[Start]

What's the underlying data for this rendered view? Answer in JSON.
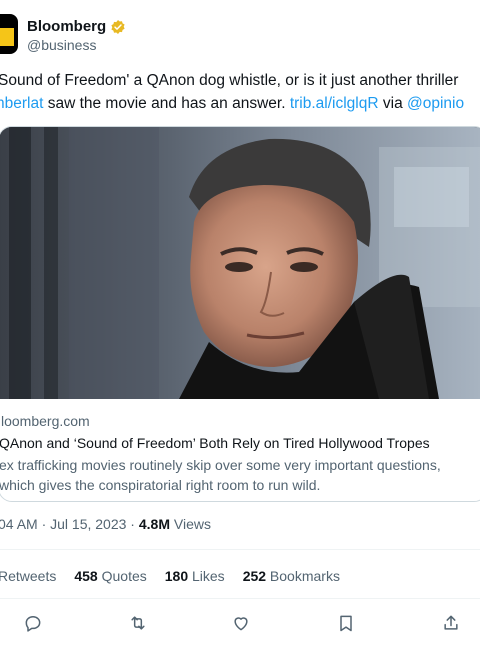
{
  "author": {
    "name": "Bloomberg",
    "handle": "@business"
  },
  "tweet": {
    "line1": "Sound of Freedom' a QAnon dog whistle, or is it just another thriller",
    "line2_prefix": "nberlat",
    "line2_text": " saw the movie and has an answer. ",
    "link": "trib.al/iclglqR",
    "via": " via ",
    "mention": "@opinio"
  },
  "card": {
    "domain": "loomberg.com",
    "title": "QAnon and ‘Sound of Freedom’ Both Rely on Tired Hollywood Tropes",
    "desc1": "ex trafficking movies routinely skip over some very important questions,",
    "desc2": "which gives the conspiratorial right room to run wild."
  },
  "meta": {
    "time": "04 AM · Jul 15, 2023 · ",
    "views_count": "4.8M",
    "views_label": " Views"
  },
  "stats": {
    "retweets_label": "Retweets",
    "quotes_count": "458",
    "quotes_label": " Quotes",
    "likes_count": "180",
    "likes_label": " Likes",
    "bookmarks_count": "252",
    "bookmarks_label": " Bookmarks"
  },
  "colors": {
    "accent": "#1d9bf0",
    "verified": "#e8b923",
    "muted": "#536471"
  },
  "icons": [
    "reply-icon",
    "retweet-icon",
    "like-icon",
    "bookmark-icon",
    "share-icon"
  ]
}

[End]
[Start]

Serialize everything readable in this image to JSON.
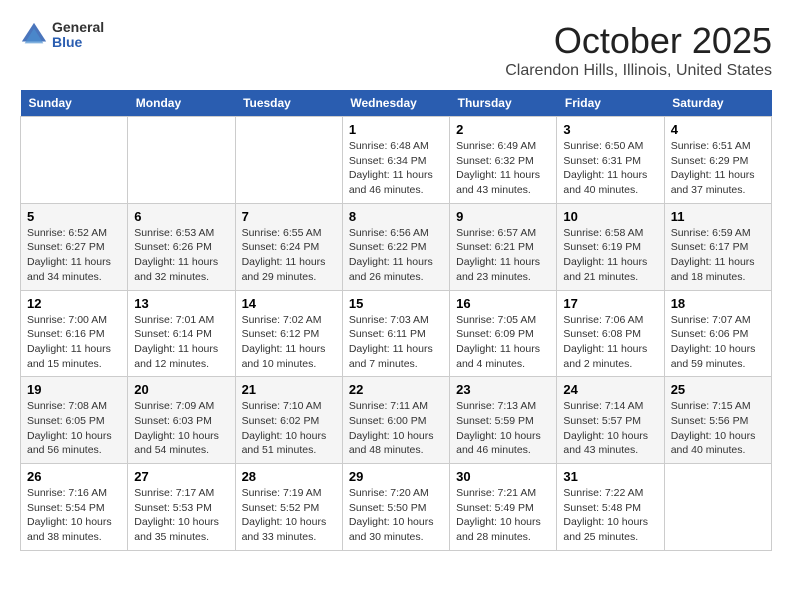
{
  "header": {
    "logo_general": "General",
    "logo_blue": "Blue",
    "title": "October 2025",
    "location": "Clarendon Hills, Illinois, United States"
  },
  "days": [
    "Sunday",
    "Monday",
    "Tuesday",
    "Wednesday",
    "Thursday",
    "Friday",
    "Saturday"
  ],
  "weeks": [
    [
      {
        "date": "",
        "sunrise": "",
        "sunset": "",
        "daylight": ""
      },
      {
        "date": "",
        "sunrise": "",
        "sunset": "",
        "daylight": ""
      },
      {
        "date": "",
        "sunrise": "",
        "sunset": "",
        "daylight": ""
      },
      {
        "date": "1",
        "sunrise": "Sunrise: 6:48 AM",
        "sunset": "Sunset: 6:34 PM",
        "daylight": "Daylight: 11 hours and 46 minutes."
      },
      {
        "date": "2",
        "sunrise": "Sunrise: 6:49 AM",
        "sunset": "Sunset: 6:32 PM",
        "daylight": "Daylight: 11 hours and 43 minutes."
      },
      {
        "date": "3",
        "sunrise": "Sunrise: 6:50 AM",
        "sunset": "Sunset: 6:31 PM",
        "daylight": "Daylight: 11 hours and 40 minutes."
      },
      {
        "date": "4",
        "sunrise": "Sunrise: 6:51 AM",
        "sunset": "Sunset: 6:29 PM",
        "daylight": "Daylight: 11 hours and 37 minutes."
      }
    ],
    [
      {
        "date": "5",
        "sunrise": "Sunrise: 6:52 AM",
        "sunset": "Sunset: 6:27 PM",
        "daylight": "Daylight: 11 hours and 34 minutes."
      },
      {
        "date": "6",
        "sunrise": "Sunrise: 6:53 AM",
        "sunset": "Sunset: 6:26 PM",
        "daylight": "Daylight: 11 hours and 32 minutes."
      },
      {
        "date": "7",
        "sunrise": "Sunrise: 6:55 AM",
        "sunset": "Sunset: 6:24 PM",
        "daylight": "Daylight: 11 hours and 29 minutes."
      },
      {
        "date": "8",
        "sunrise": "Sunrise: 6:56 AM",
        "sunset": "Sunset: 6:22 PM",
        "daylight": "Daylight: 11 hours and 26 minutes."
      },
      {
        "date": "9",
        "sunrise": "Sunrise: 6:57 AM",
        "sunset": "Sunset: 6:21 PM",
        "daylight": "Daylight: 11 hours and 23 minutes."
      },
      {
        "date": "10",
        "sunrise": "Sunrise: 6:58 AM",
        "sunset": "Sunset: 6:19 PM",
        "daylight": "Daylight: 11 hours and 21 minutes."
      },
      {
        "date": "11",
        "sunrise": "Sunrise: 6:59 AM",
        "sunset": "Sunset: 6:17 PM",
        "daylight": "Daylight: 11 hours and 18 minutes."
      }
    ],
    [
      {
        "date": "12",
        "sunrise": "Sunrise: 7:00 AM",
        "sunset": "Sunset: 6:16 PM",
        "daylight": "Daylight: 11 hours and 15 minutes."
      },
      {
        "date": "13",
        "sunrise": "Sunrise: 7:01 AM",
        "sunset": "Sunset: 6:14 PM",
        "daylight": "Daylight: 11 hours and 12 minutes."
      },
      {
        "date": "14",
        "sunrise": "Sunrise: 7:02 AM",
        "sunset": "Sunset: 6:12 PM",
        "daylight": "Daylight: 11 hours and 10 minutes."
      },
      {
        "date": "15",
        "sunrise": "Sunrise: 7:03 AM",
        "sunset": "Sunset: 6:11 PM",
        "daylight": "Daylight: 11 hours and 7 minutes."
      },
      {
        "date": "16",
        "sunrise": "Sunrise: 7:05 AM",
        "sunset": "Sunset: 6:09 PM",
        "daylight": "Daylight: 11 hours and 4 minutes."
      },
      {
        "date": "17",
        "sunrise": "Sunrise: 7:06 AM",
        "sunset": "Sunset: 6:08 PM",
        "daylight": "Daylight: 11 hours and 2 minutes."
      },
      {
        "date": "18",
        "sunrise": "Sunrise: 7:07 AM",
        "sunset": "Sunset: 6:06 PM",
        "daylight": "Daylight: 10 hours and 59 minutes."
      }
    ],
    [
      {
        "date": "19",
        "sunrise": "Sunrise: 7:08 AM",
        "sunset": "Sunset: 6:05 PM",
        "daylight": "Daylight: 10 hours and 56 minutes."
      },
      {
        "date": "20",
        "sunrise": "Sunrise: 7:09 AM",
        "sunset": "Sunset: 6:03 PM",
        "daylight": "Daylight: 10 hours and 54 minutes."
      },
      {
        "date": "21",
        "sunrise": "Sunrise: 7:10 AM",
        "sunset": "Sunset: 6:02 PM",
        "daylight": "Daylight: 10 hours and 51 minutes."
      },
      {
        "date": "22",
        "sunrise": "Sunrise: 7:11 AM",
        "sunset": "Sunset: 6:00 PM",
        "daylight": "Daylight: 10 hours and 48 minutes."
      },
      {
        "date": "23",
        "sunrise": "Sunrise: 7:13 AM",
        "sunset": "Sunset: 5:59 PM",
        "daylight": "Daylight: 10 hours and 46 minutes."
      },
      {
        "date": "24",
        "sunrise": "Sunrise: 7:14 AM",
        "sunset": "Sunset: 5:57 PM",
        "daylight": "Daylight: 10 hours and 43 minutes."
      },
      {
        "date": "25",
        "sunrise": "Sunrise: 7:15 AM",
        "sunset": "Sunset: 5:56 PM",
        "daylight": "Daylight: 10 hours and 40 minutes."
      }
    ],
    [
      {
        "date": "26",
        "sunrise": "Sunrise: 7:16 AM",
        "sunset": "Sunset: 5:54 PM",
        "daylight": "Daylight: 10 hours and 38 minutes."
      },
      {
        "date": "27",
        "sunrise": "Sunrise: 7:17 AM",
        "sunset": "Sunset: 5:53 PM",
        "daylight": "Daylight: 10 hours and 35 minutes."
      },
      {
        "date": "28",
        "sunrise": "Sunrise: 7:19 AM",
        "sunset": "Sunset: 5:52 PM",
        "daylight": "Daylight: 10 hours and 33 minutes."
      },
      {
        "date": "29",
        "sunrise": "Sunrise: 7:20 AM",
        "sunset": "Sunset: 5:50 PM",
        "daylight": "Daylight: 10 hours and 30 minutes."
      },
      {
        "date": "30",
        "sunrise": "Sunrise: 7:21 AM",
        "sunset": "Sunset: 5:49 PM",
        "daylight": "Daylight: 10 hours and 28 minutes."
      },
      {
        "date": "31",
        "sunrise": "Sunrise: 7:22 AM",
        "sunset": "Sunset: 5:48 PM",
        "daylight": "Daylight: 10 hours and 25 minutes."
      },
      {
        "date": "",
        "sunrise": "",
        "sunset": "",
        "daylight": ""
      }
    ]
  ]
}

[End]

- [SET EXERCISE]
Pick out all lines from the data above in which the word "Sound" appears.

- [ANSWER IN FULL]
    "line1": "Sound of Freedom' a QAnon dog whistle, or is it just another thriller",
    "title": "QAnon and ‘Sound of Freedom’ Both Rely on Tired Hollywood Tropes",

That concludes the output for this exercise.